--- Problem to work on ---
Repeat the listing below in full, exactly as it stands.

[Data items]
────────────────────────────────────────

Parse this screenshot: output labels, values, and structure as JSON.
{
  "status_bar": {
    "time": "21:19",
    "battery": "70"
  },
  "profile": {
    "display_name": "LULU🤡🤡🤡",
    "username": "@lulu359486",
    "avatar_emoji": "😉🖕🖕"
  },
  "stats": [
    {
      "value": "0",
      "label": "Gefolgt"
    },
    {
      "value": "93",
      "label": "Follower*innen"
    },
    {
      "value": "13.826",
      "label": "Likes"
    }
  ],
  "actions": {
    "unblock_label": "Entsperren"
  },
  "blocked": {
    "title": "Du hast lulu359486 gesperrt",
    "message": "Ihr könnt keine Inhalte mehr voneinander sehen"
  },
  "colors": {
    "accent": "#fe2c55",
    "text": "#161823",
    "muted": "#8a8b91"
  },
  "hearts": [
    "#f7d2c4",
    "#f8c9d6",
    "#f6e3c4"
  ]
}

────────────────────────────────────────

--- Solution below ---
Parse this screenshot: output labels, values, and structure as JSON.
{
  "status_bar": {
    "time": "21:19",
    "battery": "70"
  },
  "profile": {
    "display_name": "LULU🤡🤡🤡",
    "username": "@lulu359486",
    "avatar_emoji": "😉🖕🖕"
  },
  "stats": [
    {
      "value": "0",
      "label": "Gefolgt"
    },
    {
      "value": "93",
      "label": "Follower*innen"
    },
    {
      "value": "13.826",
      "label": "Likes"
    }
  ],
  "actions": {
    "unblock_label": "Entsperren"
  },
  "blocked": {
    "title": "Du hast lulu359486 gesperrt",
    "message": "Ihr könnt keine Inhalte mehr voneinander sehen"
  },
  "colors": {
    "accent": "#fe2c55",
    "text": "#161823",
    "muted": "#8a8b91"
  },
  "hearts": [
    "#f7d2c4",
    "#f8c9d6",
    "#f6e3c4"
  ]
}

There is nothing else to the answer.